**Short task**
Identify the lines that contain the string "close" and copy all of them.

**Dataset excerpts**
»»

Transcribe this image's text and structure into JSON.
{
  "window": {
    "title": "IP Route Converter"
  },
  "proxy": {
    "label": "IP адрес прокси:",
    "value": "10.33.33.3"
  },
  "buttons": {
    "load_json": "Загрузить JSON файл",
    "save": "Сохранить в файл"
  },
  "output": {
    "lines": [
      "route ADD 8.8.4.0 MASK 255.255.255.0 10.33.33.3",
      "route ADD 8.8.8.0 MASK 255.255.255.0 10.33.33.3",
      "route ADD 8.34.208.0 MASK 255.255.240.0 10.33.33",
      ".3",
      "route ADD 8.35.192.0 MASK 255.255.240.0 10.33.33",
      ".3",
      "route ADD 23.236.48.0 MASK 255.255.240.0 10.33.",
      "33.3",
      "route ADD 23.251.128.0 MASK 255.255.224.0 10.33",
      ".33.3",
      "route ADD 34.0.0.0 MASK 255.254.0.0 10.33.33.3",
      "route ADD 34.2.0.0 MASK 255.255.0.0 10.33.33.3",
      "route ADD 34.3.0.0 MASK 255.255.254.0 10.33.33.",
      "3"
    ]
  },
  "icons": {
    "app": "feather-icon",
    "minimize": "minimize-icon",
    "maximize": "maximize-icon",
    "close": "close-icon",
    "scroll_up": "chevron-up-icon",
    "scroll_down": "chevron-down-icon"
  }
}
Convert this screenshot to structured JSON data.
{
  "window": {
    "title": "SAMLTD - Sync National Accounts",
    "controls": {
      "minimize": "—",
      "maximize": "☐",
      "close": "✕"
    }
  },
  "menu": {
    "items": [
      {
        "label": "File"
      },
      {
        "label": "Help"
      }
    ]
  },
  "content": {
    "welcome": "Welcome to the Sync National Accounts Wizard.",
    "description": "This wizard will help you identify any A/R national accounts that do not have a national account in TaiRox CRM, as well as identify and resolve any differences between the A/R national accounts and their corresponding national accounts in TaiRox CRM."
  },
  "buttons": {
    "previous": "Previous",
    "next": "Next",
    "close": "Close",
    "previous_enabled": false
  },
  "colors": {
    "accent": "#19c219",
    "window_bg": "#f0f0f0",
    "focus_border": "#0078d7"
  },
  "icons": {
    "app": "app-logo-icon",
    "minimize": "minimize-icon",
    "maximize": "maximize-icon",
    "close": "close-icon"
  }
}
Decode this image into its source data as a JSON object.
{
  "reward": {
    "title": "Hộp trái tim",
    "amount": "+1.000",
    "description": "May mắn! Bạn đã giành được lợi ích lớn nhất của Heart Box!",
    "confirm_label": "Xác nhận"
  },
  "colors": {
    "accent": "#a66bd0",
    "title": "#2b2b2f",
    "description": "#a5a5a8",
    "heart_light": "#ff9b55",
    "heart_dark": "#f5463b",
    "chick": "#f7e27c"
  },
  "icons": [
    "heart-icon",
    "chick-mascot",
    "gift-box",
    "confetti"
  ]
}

««

**Solution**
    "close": "close-icon",
      "close": "✕"
    "close": "Close",
    "close": "close-icon"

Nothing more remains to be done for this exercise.